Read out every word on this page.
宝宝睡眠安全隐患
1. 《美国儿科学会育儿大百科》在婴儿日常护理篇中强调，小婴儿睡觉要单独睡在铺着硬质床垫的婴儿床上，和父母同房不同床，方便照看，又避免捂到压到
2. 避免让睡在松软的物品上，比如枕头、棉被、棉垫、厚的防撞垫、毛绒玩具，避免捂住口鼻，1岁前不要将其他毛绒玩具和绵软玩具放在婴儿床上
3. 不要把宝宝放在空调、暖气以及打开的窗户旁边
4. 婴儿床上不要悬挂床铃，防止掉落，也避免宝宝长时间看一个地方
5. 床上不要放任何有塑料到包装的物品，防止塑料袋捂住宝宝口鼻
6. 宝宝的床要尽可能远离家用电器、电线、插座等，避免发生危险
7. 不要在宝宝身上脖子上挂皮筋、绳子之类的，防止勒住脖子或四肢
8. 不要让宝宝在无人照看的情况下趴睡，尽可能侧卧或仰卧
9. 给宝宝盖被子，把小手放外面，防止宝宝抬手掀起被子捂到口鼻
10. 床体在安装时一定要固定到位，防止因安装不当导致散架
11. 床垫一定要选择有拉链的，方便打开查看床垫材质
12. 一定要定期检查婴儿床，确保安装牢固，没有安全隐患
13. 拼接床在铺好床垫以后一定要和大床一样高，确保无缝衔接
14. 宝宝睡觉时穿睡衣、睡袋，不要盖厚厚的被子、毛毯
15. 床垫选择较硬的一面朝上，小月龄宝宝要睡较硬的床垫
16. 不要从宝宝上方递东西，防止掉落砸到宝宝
__________________________________________________
*WORK INSTRUCTIONS:*
Please reproduce each record precisely as written.

*EXERCISE OUTPUT:*
Read out every word on this page.
宝宝睡眠安全隐患
1. 《美国儿科学会育儿大百科》在婴儿日常护理篇中强调，小婴儿睡觉要单独睡在铺着硬质床垫的婴儿床上，和父母同房不同床，方便照看，又避免捂到压到
2. 避免让睡在松软的物品上，比如枕头、棉被、棉垫、厚的防撞垫、毛绒玩具，避免捂住口鼻，1岁前不要将其他毛绒玩具和绵软玩具放在婴儿床上
3. 不要把宝宝放在空调、暖气以及打开的窗户旁边
4. 婴儿床上不要悬挂床铃，防止掉落，也避免宝宝长时间看一个地方
5. 床上不要放任何有塑料到包装的物品，防止塑料袋捂住宝宝口鼻
6. 宝宝的床要尽可能远离家用电器、电线、插座等，避免发生危险
7. 不要在宝宝身上脖子上挂皮筋、绳子之类的，防止勒住脖子或四肢
8. 不要让宝宝在无人照看的情况下趴睡，尽可能侧卧或仰卧
9. 给宝宝盖被子，把小手放外面，防止宝宝抬手掀起被子捂到口鼻
10. 床体在安装时一定要固定到位，防止因安装不当导致散架
11. 床垫一定要选择有拉链的，方便打开查看床垫材质
12. 一定要定期检查婴儿床，确保安装牢固，没有安全隐患
13. 拼接床在铺好床垫以后一定要和大床一样高，确保无缝衔接
14. 宝宝睡觉时穿睡衣、睡袋，不要盖厚厚的被子、毛毯
15. 床垫选择较硬的一面朝上，小月龄宝宝要睡较硬的床垫
16. 不要从宝宝上方递东西，防止掉落砸到宝宝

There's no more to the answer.